* RAW RECORDS *
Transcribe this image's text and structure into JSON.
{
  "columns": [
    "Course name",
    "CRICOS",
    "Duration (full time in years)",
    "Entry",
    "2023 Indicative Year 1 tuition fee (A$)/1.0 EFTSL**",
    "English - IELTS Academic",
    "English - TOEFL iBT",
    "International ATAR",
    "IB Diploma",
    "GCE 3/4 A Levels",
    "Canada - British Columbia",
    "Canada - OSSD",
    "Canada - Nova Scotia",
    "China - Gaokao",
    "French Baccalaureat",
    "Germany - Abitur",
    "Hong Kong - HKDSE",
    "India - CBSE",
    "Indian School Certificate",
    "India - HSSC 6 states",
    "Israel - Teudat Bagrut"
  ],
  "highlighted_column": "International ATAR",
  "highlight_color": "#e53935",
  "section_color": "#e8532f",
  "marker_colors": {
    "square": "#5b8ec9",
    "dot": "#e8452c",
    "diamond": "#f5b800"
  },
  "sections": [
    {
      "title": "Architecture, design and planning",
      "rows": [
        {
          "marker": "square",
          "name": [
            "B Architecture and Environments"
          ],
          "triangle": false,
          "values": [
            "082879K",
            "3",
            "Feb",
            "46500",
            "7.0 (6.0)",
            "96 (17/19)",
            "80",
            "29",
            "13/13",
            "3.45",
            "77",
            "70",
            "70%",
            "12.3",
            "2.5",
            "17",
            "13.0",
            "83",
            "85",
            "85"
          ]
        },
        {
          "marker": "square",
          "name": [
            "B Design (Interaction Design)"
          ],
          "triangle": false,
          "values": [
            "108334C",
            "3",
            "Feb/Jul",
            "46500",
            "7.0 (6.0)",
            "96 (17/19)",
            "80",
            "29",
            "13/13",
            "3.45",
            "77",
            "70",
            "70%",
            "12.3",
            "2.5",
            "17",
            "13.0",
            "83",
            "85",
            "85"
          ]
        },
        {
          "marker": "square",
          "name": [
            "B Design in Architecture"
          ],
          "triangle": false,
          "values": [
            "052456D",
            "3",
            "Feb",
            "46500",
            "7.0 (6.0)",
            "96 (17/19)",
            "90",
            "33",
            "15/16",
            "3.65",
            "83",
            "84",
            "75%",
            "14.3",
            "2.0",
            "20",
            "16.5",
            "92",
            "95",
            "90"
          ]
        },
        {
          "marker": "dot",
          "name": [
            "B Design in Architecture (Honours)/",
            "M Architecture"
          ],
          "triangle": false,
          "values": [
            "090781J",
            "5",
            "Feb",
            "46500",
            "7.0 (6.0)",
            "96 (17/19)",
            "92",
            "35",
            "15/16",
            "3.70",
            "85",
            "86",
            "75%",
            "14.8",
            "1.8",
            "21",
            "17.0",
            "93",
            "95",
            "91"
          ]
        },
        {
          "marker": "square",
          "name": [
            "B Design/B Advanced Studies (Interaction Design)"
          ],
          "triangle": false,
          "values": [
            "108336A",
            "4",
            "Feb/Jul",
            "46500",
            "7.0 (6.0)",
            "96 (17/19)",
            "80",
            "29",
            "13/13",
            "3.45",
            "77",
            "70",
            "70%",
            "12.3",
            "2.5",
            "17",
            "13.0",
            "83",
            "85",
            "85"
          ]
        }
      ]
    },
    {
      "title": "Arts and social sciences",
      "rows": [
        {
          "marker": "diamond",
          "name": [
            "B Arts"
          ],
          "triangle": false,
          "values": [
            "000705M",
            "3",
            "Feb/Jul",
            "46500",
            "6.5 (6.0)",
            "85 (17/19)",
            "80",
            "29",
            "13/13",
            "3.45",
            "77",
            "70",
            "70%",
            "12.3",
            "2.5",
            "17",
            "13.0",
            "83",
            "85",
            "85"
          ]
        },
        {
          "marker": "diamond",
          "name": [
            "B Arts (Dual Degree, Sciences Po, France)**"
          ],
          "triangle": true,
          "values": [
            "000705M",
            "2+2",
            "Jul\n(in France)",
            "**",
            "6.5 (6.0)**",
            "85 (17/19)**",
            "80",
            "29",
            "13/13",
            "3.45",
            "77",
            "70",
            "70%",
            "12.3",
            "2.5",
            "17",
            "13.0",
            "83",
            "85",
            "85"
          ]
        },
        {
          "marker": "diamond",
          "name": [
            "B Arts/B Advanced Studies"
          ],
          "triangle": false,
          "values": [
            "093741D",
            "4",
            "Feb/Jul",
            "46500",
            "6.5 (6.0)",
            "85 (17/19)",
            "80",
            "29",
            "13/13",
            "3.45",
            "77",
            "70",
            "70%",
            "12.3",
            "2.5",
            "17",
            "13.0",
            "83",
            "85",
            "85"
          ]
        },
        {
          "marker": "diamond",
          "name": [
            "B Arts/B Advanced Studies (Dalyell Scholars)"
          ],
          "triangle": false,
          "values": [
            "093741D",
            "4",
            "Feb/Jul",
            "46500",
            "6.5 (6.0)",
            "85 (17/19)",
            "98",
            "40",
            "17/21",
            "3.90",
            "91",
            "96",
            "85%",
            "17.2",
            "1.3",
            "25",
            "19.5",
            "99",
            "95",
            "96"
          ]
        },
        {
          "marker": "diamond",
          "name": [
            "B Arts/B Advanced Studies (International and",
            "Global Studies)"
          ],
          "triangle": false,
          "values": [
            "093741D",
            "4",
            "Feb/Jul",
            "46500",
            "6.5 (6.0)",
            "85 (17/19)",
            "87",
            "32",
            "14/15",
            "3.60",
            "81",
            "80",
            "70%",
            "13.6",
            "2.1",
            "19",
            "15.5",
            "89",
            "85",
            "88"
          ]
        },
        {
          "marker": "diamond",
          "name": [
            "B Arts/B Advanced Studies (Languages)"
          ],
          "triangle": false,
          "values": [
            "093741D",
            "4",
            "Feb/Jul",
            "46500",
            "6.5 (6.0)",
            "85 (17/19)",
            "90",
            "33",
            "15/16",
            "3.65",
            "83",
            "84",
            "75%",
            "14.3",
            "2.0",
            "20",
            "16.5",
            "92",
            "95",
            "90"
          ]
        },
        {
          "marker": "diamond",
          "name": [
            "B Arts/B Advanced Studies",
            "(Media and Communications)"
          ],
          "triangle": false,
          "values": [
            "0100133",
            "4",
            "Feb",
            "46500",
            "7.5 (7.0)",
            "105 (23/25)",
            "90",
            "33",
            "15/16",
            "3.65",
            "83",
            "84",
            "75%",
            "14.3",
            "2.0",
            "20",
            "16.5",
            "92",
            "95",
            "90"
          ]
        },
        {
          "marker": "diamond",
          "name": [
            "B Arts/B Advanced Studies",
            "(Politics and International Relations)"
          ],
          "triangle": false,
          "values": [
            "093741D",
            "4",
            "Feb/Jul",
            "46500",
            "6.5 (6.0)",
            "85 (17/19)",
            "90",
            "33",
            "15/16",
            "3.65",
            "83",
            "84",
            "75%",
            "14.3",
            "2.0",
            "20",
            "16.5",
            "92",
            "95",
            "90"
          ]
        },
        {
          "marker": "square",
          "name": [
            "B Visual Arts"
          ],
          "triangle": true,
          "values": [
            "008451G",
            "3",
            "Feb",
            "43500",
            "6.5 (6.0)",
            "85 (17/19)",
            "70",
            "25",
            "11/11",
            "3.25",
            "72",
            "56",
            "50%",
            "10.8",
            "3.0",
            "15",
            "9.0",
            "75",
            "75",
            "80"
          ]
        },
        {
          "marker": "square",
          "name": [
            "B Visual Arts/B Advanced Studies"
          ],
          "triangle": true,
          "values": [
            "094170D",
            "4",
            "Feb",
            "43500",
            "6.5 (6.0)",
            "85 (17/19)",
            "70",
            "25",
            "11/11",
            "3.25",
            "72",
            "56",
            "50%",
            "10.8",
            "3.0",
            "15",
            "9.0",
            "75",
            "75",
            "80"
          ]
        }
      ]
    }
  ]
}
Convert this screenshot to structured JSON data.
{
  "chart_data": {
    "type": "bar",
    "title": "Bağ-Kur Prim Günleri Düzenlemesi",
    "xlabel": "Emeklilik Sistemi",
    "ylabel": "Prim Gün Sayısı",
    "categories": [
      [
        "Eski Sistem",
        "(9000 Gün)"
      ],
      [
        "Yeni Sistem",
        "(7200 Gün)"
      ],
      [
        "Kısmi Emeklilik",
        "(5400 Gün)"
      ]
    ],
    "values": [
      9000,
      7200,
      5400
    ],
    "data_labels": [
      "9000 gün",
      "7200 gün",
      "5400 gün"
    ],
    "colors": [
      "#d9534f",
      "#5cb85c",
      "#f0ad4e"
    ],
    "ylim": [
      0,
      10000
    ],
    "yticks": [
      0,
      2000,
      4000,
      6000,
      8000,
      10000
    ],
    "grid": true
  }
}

* AIM OF THE TASK *
Compute the number of lines above that contain the string "Prim". Reply with that value only.

* SOLUTION TO THIS TASK *
2